• Layout annotation records:
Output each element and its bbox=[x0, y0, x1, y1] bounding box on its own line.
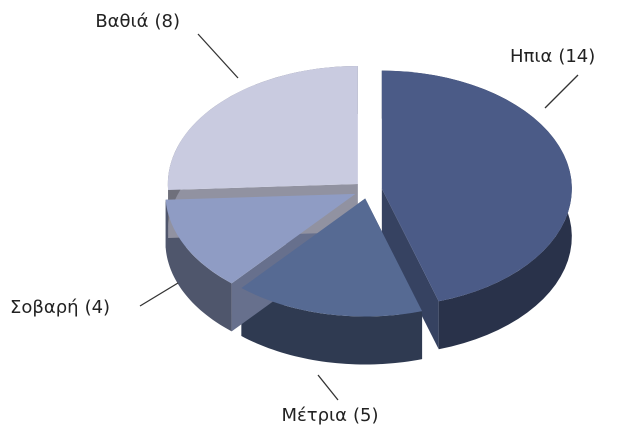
data-label: Σοβαρή (4) bbox=[10, 297, 110, 318]
value-label: (4) bbox=[85, 297, 111, 318]
pie-slice bbox=[167, 66, 358, 190]
leader-line bbox=[197, 33, 239, 79]
value-label: (5) bbox=[353, 405, 379, 426]
category-label: Σοβαρή bbox=[10, 297, 79, 318]
slice-side bbox=[381, 188, 439, 350]
pie-slice bbox=[165, 193, 356, 284]
slice-wall bbox=[165, 199, 232, 332]
value-label: (14) bbox=[558, 46, 595, 67]
data-label: Βαθιά (8) bbox=[95, 11, 180, 32]
leader-line bbox=[544, 74, 579, 109]
category-label: Βαθιά bbox=[95, 11, 148, 32]
data-label: Ηπια (14) bbox=[510, 46, 595, 67]
pie-slice bbox=[241, 198, 423, 317]
leader-line bbox=[139, 282, 179, 307]
category-label: Μέτρια bbox=[282, 405, 347, 426]
value-label: (8) bbox=[155, 11, 181, 32]
leader-line bbox=[317, 374, 339, 401]
pie-slice bbox=[381, 70, 572, 302]
slice-wall bbox=[241, 288, 423, 365]
data-label: Μέτρια (5) bbox=[282, 405, 379, 426]
slice-tops bbox=[165, 66, 572, 317]
category-label: Ηπια bbox=[510, 46, 552, 67]
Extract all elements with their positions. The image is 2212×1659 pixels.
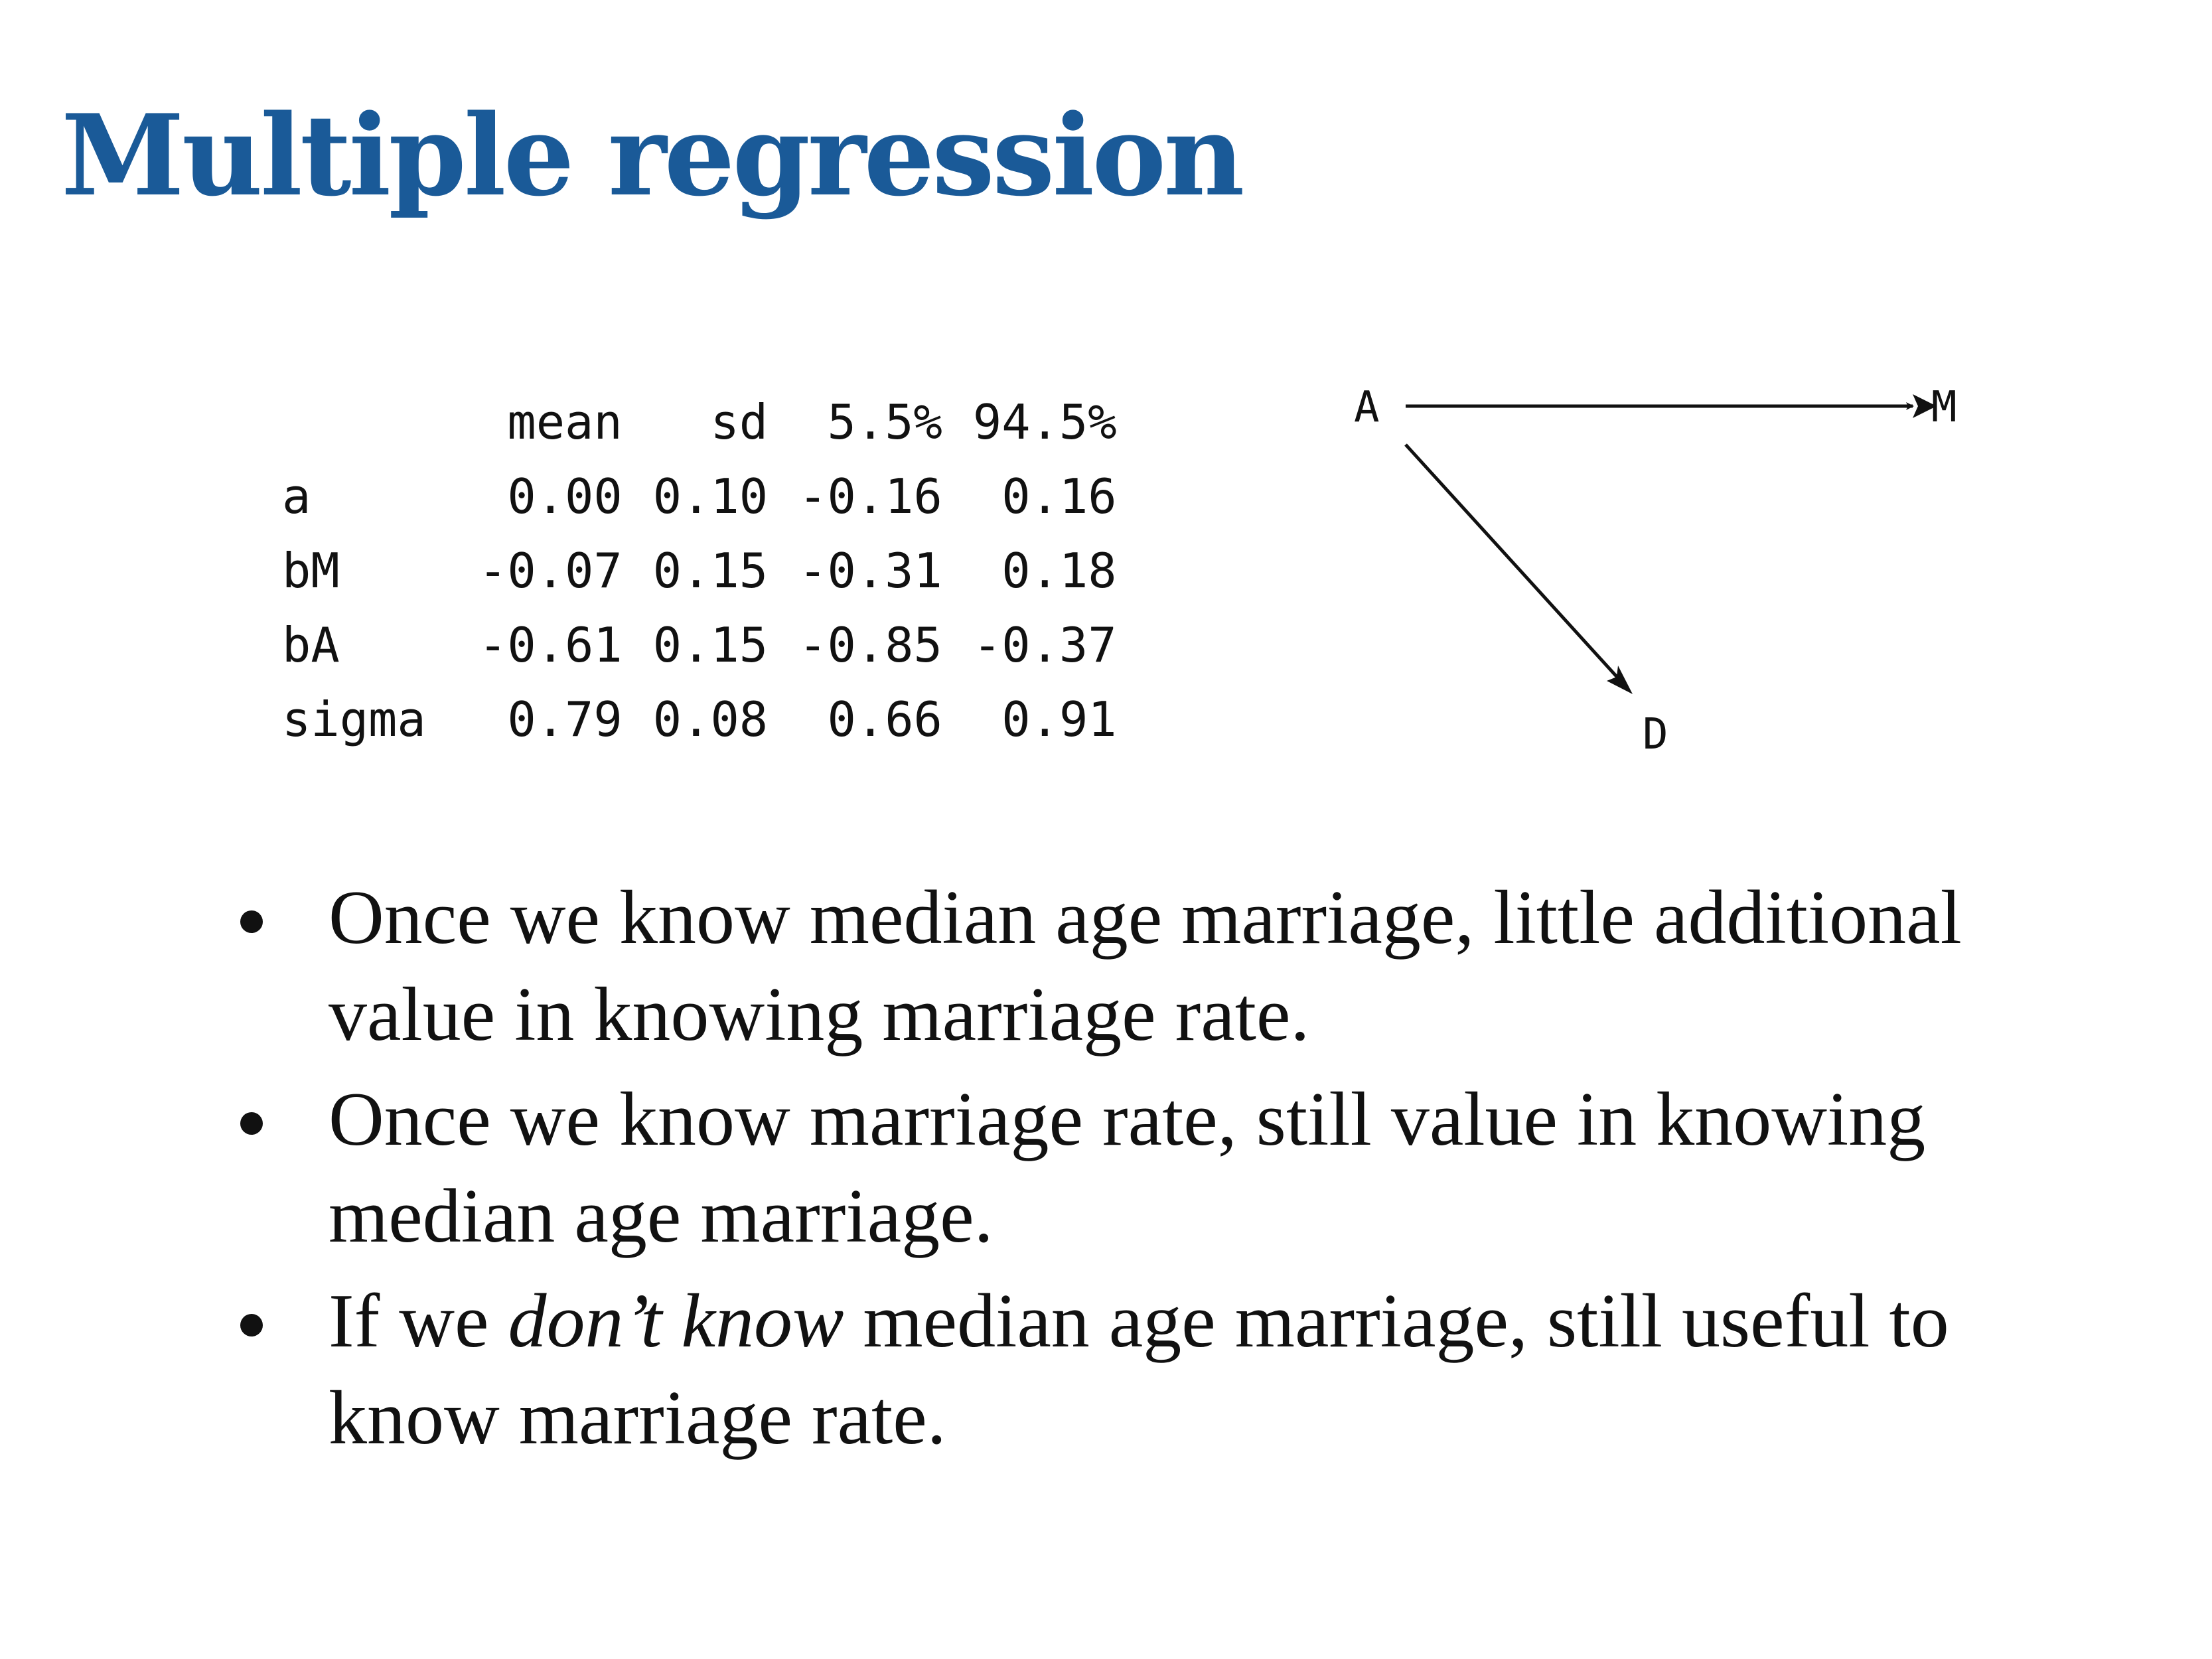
bullet-text: Once we know median age marriage, little…	[329, 875, 1962, 1057]
bullet-list: Once we know median age marriage, little…	[232, 869, 2024, 1475]
bullet-text: Once we know marriage rate, still value …	[329, 1077, 1926, 1259]
table-row: a 0.00 0.10 -0.16 0.16	[282, 459, 1117, 534]
precis-table: mean sd 5.5% 94.5% a 0.00 0.10 -0.16 0.1…	[282, 385, 1117, 757]
bullet-dot-icon	[240, 910, 263, 933]
row-name: bA	[282, 617, 340, 673]
row-name: bM	[282, 543, 340, 599]
cell-mean: -0.61	[479, 617, 623, 673]
bullet-item: Once we know median age marriage, little…	[232, 869, 2024, 1063]
cell-lower: -0.31	[798, 543, 942, 599]
cell-sd: 0.15	[652, 617, 769, 673]
row-name: a	[282, 469, 311, 524]
column-header-sd: sd	[710, 394, 769, 450]
bullet-item: Once we know marriage rate, still value …	[232, 1071, 2024, 1265]
cell-mean: 0.79	[507, 691, 623, 747]
dag-edge-a-to-d	[1404, 443, 1621, 681]
column-header-mean: mean	[507, 394, 623, 450]
precis-header-row: mean sd 5.5% 94.5%	[282, 385, 1117, 459]
dag-node-m: M	[1931, 383, 1957, 432]
table-row: bM -0.07 0.15 -0.31 0.18	[282, 534, 1117, 608]
column-header-upper: 94.5%	[972, 394, 1117, 450]
cell-upper: 0.91	[1001, 691, 1117, 747]
cell-lower: -0.85	[798, 617, 942, 673]
cell-mean: -0.07	[479, 543, 623, 599]
cell-upper: -0.37	[972, 617, 1117, 673]
bullet-dot-icon	[240, 1314, 263, 1336]
cell-upper: 0.16	[1001, 469, 1117, 524]
bullet-dot-icon	[240, 1112, 263, 1135]
cell-sd: 0.15	[652, 543, 769, 599]
bullet-text: If we	[329, 1279, 508, 1364]
cell-sd: 0.10	[652, 469, 769, 524]
dag-node-a: A	[1354, 383, 1380, 432]
cell-lower: 0.66	[827, 691, 942, 747]
dag-arrowhead-m	[1913, 394, 1937, 418]
dag-node-d: D	[1643, 710, 1668, 759]
column-header-lower: 5.5%	[827, 394, 942, 450]
table-row: sigma 0.79 0.08 0.66 0.91	[282, 682, 1117, 757]
slide-title: Multiple regression	[61, 90, 1244, 221]
table-row: bA -0.61 0.15 -0.85 -0.37	[282, 608, 1117, 682]
row-name: sigma	[282, 691, 426, 747]
cell-sd: 0.08	[652, 691, 769, 747]
cell-mean: 0.00	[507, 469, 623, 524]
bullet-text: median age marriage, still useful to kno…	[329, 1279, 1949, 1461]
bullet-emphasis: don’t know	[508, 1279, 844, 1364]
cell-lower: -0.16	[798, 469, 942, 524]
bullet-item: If we don’t know median age marriage, st…	[232, 1273, 2024, 1467]
cell-upper: 0.18	[1001, 543, 1117, 599]
dag-arrowhead-d	[1607, 666, 1633, 694]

• WRITTEN INSTRUCTION:
Please reproduce every one of the lines above without any change, leaving out the pictures.

• EXERCISE RESPONSE:
Output each element and its bbox=[x0, y0, x1, y1] bounding box on its own line.
data-label: Σοβαρή (4) bbox=[10, 297, 110, 318]
value-label: (4) bbox=[85, 297, 111, 318]
pie-slice bbox=[167, 66, 358, 190]
leader-line bbox=[197, 33, 239, 79]
value-label: (5) bbox=[353, 405, 379, 426]
category-label: Σοβαρή bbox=[10, 297, 79, 318]
slice-side bbox=[381, 188, 439, 350]
pie-slice bbox=[165, 193, 356, 284]
slice-wall bbox=[165, 199, 232, 332]
value-label: (14) bbox=[558, 46, 595, 67]
data-label: Βαθιά (8) bbox=[95, 11, 180, 32]
leader-line bbox=[544, 74, 579, 109]
category-label: Βαθιά bbox=[95, 11, 148, 32]
data-label: Ηπια (14) bbox=[510, 46, 595, 67]
pie-slice bbox=[241, 198, 423, 317]
leader-line bbox=[139, 282, 179, 307]
category-label: Μέτρια bbox=[282, 405, 347, 426]
value-label: (8) bbox=[155, 11, 181, 32]
leader-line bbox=[317, 374, 339, 401]
pie-slice bbox=[381, 70, 572, 302]
slice-wall bbox=[241, 288, 423, 365]
data-label: Μέτρια (5) bbox=[282, 405, 379, 426]
slice-tops bbox=[165, 66, 572, 317]
category-label: Ηπια bbox=[510, 46, 552, 67]
Extract all elements with their positions. The image is 2212×1659 pixels.
bullet-text: Once we know median age marriage, little…	[329, 875, 1962, 1057]
bullet-list: Once we know median age marriage, little…	[232, 869, 2024, 1475]
bullet-text: Once we know marriage rate, still value …	[329, 1077, 1926, 1259]
table-row: a 0.00 0.10 -0.16 0.16	[282, 459, 1117, 534]
precis-table: mean sd 5.5% 94.5% a 0.00 0.10 -0.16 0.1…	[282, 385, 1117, 757]
bullet-dot-icon	[240, 910, 263, 933]
row-name: bA	[282, 617, 340, 673]
row-name: bM	[282, 543, 340, 599]
cell-mean: -0.61	[479, 617, 623, 673]
bullet-item: Once we know median age marriage, little…	[232, 869, 2024, 1063]
cell-lower: -0.31	[798, 543, 942, 599]
cell-sd: 0.15	[652, 617, 769, 673]
row-name: a	[282, 469, 311, 524]
column-header-sd: sd	[710, 394, 769, 450]
bullet-item: Once we know marriage rate, still value …	[232, 1071, 2024, 1265]
cell-mean: 0.79	[507, 691, 623, 747]
dag-edge-a-to-d	[1404, 443, 1621, 681]
column-header-mean: mean	[507, 394, 623, 450]
precis-header-row: mean sd 5.5% 94.5%	[282, 385, 1117, 459]
dag-node-m: M	[1931, 383, 1957, 432]
table-row: bM -0.07 0.15 -0.31 0.18	[282, 534, 1117, 608]
column-header-upper: 94.5%	[972, 394, 1117, 450]
cell-upper: 0.91	[1001, 691, 1117, 747]
cell-lower: -0.85	[798, 617, 942, 673]
cell-mean: -0.07	[479, 543, 623, 599]
cell-upper: -0.37	[972, 617, 1117, 673]
bullet-dot-icon	[240, 1314, 263, 1336]
cell-upper: 0.16	[1001, 469, 1117, 524]
bullet-dot-icon	[240, 1112, 263, 1135]
cell-sd: 0.15	[652, 543, 769, 599]
bullet-text: If we	[329, 1279, 508, 1364]
cell-sd: 0.10	[652, 469, 769, 524]
dag-node-a: A	[1354, 383, 1380, 432]
cell-lower: 0.66	[827, 691, 942, 747]
dag-arrowhead-m	[1913, 394, 1937, 418]
dag-node-d: D	[1643, 710, 1668, 759]
column-header-lower: 5.5%	[827, 394, 942, 450]
table-row: sigma 0.79 0.08 0.66 0.91	[282, 682, 1117, 757]
slide-title: Multiple regression	[61, 90, 1244, 221]
table-row: bA -0.61 0.15 -0.85 -0.37	[282, 608, 1117, 682]
row-name: sigma	[282, 691, 426, 747]
cell-sd: 0.08	[652, 691, 769, 747]
cell-mean: 0.00	[507, 469, 623, 524]
bullet-text: median age marriage, still useful to kno…	[329, 1279, 1949, 1461]
bullet-emphasis: don’t know	[508, 1279, 844, 1364]
cell-lower: -0.16	[798, 469, 942, 524]
bullet-item: If we don’t know median age marriage, st…	[232, 1273, 2024, 1467]
cell-upper: 0.18	[1001, 543, 1117, 599]
dag-arrowhead-d	[1607, 666, 1633, 694]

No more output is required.